━━━━━ Provided records
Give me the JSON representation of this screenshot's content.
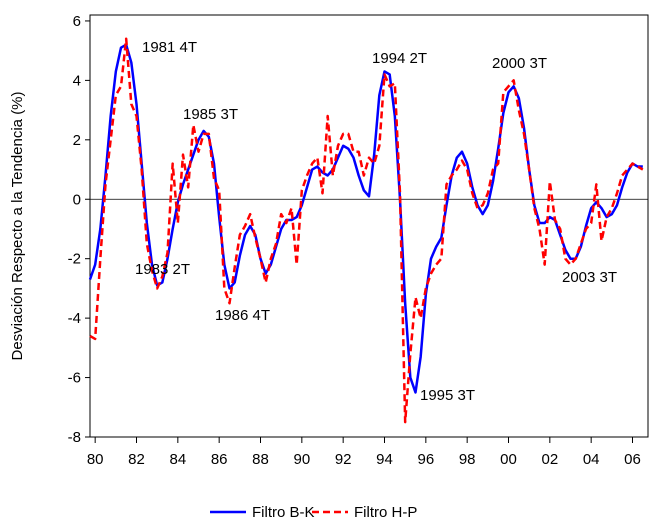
{
  "chart_data": {
    "type": "line",
    "ylabel": "Desviación Respecto a la Tendencia (%)",
    "x": [
      1979.75,
      1980,
      1980.25,
      1980.5,
      1980.75,
      1981,
      1981.25,
      1981.5,
      1981.75,
      1982,
      1982.25,
      1982.5,
      1982.75,
      1983,
      1983.25,
      1983.5,
      1983.75,
      1984,
      1984.25,
      1984.5,
      1984.75,
      1985,
      1985.25,
      1985.5,
      1985.75,
      1986,
      1986.25,
      1986.5,
      1986.75,
      1987,
      1987.25,
      1987.5,
      1987.75,
      1988,
      1988.25,
      1988.5,
      1988.75,
      1989,
      1989.25,
      1989.5,
      1989.75,
      1990,
      1990.25,
      1990.5,
      1990.75,
      1991,
      1991.25,
      1991.5,
      1991.75,
      1992,
      1992.25,
      1992.5,
      1992.75,
      1993,
      1993.25,
      1993.5,
      1993.75,
      1994,
      1994.25,
      1994.5,
      1994.75,
      1995,
      1995.25,
      1995.5,
      1995.75,
      1996,
      1996.25,
      1996.5,
      1996.75,
      1997,
      1997.25,
      1997.5,
      1997.75,
      1998,
      1998.25,
      1998.5,
      1998.75,
      1999,
      1999.25,
      1999.5,
      1999.75,
      2000,
      2000.25,
      2000.5,
      2000.75,
      2001,
      2001.25,
      2001.5,
      2001.75,
      2002,
      2002.25,
      2002.5,
      2002.75,
      2003,
      2003.25,
      2003.5,
      2003.75,
      2004,
      2004.25,
      2004.5,
      2004.75,
      2005,
      2005.25,
      2005.5,
      2005.75,
      2006,
      2006.25,
      2006.5
    ],
    "series": [
      {
        "name": "Filtro B-K",
        "color": "#0000ff",
        "dashed": false,
        "values": [
          -2.7,
          -2.2,
          -1.0,
          0.8,
          2.8,
          4.3,
          5.1,
          5.2,
          4.6,
          3.2,
          1.2,
          -0.8,
          -2.2,
          -2.9,
          -2.8,
          -2.0,
          -1.0,
          -0.1,
          0.5,
          1.0,
          1.5,
          2.0,
          2.3,
          2.1,
          1.2,
          -0.6,
          -2.2,
          -3.0,
          -2.8,
          -1.9,
          -1.2,
          -0.9,
          -1.2,
          -2.0,
          -2.5,
          -2.2,
          -1.6,
          -1.0,
          -0.7,
          -0.7,
          -0.6,
          -0.2,
          0.4,
          1.0,
          1.1,
          0.9,
          0.8,
          1.0,
          1.4,
          1.8,
          1.7,
          1.4,
          0.8,
          0.3,
          0.1,
          1.5,
          3.5,
          4.3,
          4.2,
          2.8,
          0.0,
          -3.5,
          -6.0,
          -6.5,
          -5.3,
          -3.2,
          -2.0,
          -1.6,
          -1.3,
          -0.2,
          0.8,
          1.4,
          1.6,
          1.2,
          0.4,
          -0.2,
          -0.5,
          -0.2,
          0.6,
          1.7,
          2.9,
          3.6,
          3.8,
          3.4,
          2.4,
          1.0,
          -0.2,
          -0.8,
          -0.8,
          -0.6,
          -0.7,
          -1.2,
          -1.7,
          -2.0,
          -2.0,
          -1.6,
          -0.9,
          -0.3,
          -0.1,
          -0.3,
          -0.6,
          -0.5,
          -0.2,
          0.4,
          0.9,
          1.2,
          1.1,
          1.1
        ]
      },
      {
        "name": "Filtro H-P",
        "color": "#ff0000",
        "dashed": true,
        "values": [
          -4.6,
          -4.7,
          -2.0,
          0.5,
          2.0,
          3.5,
          3.8,
          5.4,
          3.2,
          2.8,
          1.0,
          -1.5,
          -2.4,
          -3.0,
          -2.6,
          -1.8,
          1.2,
          -0.8,
          1.5,
          0.4,
          2.5,
          1.6,
          2.2,
          2.2,
          0.7,
          0.3,
          -3.0,
          -3.5,
          -2.3,
          -1.2,
          -0.9,
          -0.5,
          -1.3,
          -2.0,
          -2.8,
          -2.0,
          -1.5,
          -0.5,
          -0.8,
          -0.3,
          -2.2,
          0.3,
          0.8,
          1.2,
          1.4,
          0.2,
          2.8,
          0.8,
          1.8,
          2.2,
          2.2,
          1.6,
          1.6,
          0.8,
          1.4,
          1.2,
          1.8,
          4.2,
          3.8,
          3.9,
          0.2,
          -7.5,
          -5.2,
          -3.3,
          -4.0,
          -3.0,
          -2.5,
          -2.2,
          -2.0,
          0.5,
          0.8,
          1.0,
          1.3,
          1.0,
          0.2,
          -0.3,
          -0.2,
          0.2,
          1.0,
          1.2,
          3.6,
          3.8,
          4.0,
          3.0,
          2.2,
          1.0,
          -0.3,
          -1.0,
          -2.2,
          0.6,
          -0.7,
          -1.0,
          -2.0,
          -2.2,
          -2.0,
          -1.5,
          -1.0,
          -0.8,
          0.5,
          -1.4,
          -0.6,
          -0.3,
          0.2,
          0.8,
          1.0,
          1.2,
          1.1,
          1.0
        ]
      }
    ],
    "xlim": [
      1979.75,
      2006.75
    ],
    "xticks": [
      {
        "value": 1980,
        "label": "80"
      },
      {
        "value": 1982,
        "label": "82"
      },
      {
        "value": 1984,
        "label": "84"
      },
      {
        "value": 1986,
        "label": "86"
      },
      {
        "value": 1988,
        "label": "88"
      },
      {
        "value": 1990,
        "label": "90"
      },
      {
        "value": 1992,
        "label": "92"
      },
      {
        "value": 1994,
        "label": "94"
      },
      {
        "value": 1996,
        "label": "96"
      },
      {
        "value": 1998,
        "label": "98"
      },
      {
        "value": 2000,
        "label": "00"
      },
      {
        "value": 2002,
        "label": "02"
      },
      {
        "value": 2004,
        "label": "04"
      },
      {
        "value": 2006,
        "label": "06"
      }
    ],
    "ylim": [
      -8,
      6.2
    ],
    "yticks": [
      -8,
      -6,
      -4,
      -2,
      0,
      2,
      4,
      6
    ],
    "zero_line": true,
    "legend": "bottom",
    "annotations": [
      "1981 4T",
      "1985 3T",
      "1983 2T",
      "1986 4T",
      "1994 2T",
      "1995 3T",
      "2000 3T",
      "2003 3T"
    ]
  }
}
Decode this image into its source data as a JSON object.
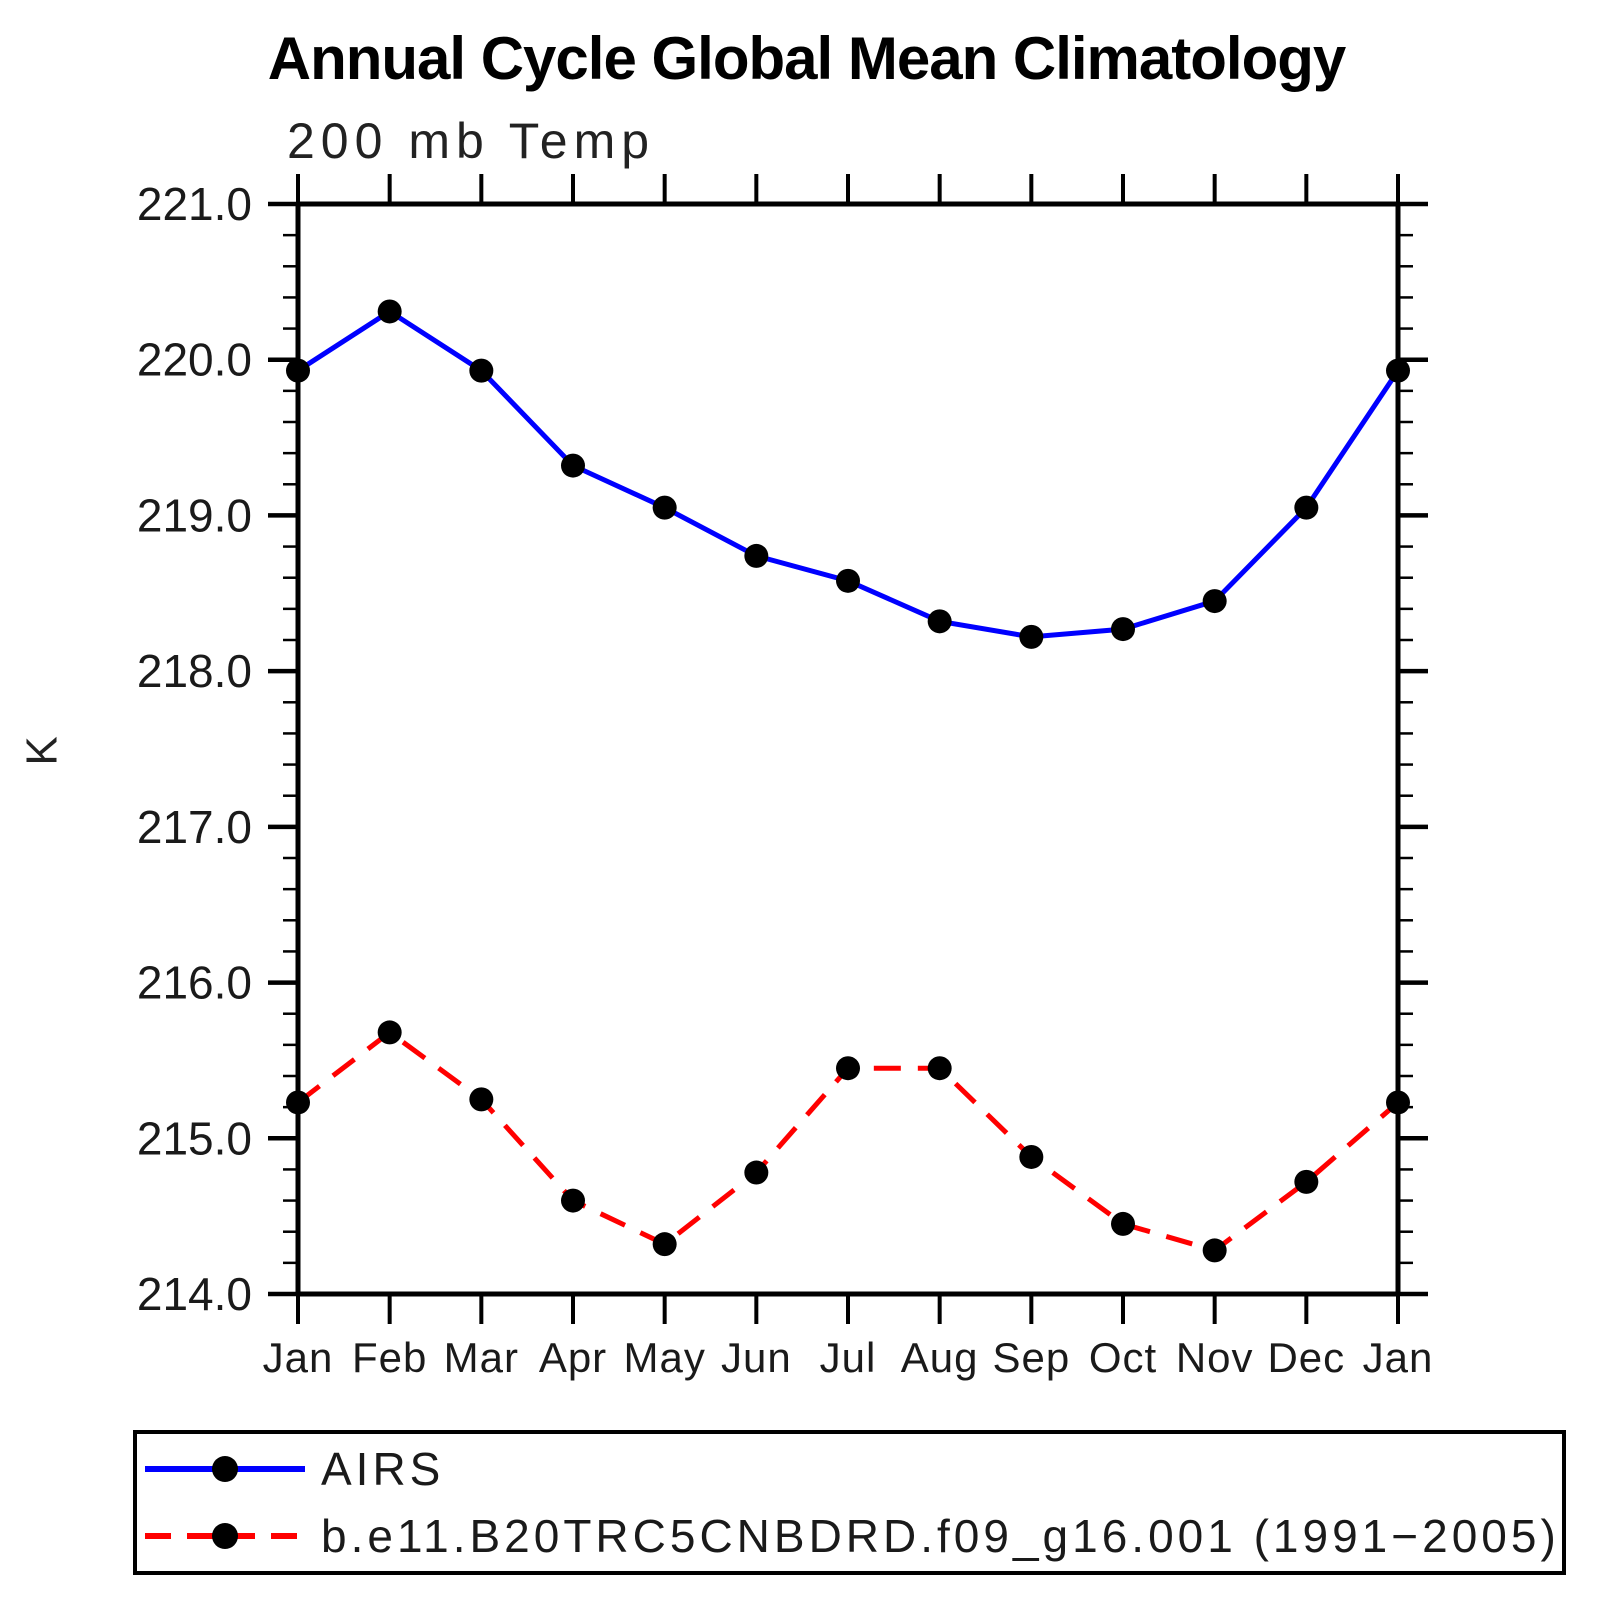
{
  "chart_data": {
    "type": "line",
    "title": "Annual Cycle Global Mean Climatology",
    "subtitle": "200 mb Temp",
    "xlabel": "",
    "ylabel": "K",
    "ylim": [
      214.0,
      221.0
    ],
    "y_major_step": 1.0,
    "y_minor_step": 0.2,
    "grid": false,
    "legend_position": "bottom",
    "axis_color": "#000000",
    "marker_color": "#000000",
    "categories": [
      "Jan",
      "Feb",
      "Mar",
      "Apr",
      "May",
      "Jun",
      "Jul",
      "Aug",
      "Sep",
      "Oct",
      "Nov",
      "Dec",
      "Jan"
    ],
    "series": [
      {
        "name": "AIRS",
        "color": "#0000ff",
        "style": "solid",
        "dashed": false,
        "values": [
          219.93,
          220.31,
          219.93,
          219.32,
          219.05,
          218.74,
          218.58,
          218.32,
          218.22,
          218.27,
          218.45,
          219.05,
          219.93
        ]
      },
      {
        "name": "b.e11.B20TRC5CNBDRD.f09_g16.001 (1991−2005)",
        "color": "#ff0000",
        "style": "dashed",
        "dashed": true,
        "values": [
          215.23,
          215.68,
          215.25,
          214.6,
          214.32,
          214.78,
          215.45,
          215.45,
          214.88,
          214.45,
          214.28,
          214.72,
          215.23
        ]
      }
    ]
  },
  "y_axis": {
    "tick_labels": [
      "221.0",
      "220.0",
      "219.0",
      "218.0",
      "217.0",
      "216.0",
      "215.0",
      "214.0"
    ]
  }
}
━━━━━━━━━━
» Exercise details: Exactly those lines that run from the line holding "Decode this image" to the end of the listing above, both included, are to be reproduced, with pictures left out.

» Expected answer:
Decode this image into its source data as a JSON object.
{
  "chart_data": {
    "type": "line",
    "title": "Annual Cycle Global Mean Climatology",
    "subtitle": "200 mb Temp",
    "xlabel": "",
    "ylabel": "K",
    "ylim": [
      214.0,
      221.0
    ],
    "y_major_step": 1.0,
    "y_minor_step": 0.2,
    "grid": false,
    "legend_position": "bottom",
    "axis_color": "#000000",
    "marker_color": "#000000",
    "categories": [
      "Jan",
      "Feb",
      "Mar",
      "Apr",
      "May",
      "Jun",
      "Jul",
      "Aug",
      "Sep",
      "Oct",
      "Nov",
      "Dec",
      "Jan"
    ],
    "series": [
      {
        "name": "AIRS",
        "color": "#0000ff",
        "style": "solid",
        "dashed": false,
        "values": [
          219.93,
          220.31,
          219.93,
          219.32,
          219.05,
          218.74,
          218.58,
          218.32,
          218.22,
          218.27,
          218.45,
          219.05,
          219.93
        ]
      },
      {
        "name": "b.e11.B20TRC5CNBDRD.f09_g16.001 (1991−2005)",
        "color": "#ff0000",
        "style": "dashed",
        "dashed": true,
        "values": [
          215.23,
          215.68,
          215.25,
          214.6,
          214.32,
          214.78,
          215.45,
          215.45,
          214.88,
          214.45,
          214.28,
          214.72,
          215.23
        ]
      }
    ]
  },
  "y_axis": {
    "tick_labels": [
      "221.0",
      "220.0",
      "219.0",
      "218.0",
      "217.0",
      "216.0",
      "215.0",
      "214.0"
    ]
  }
}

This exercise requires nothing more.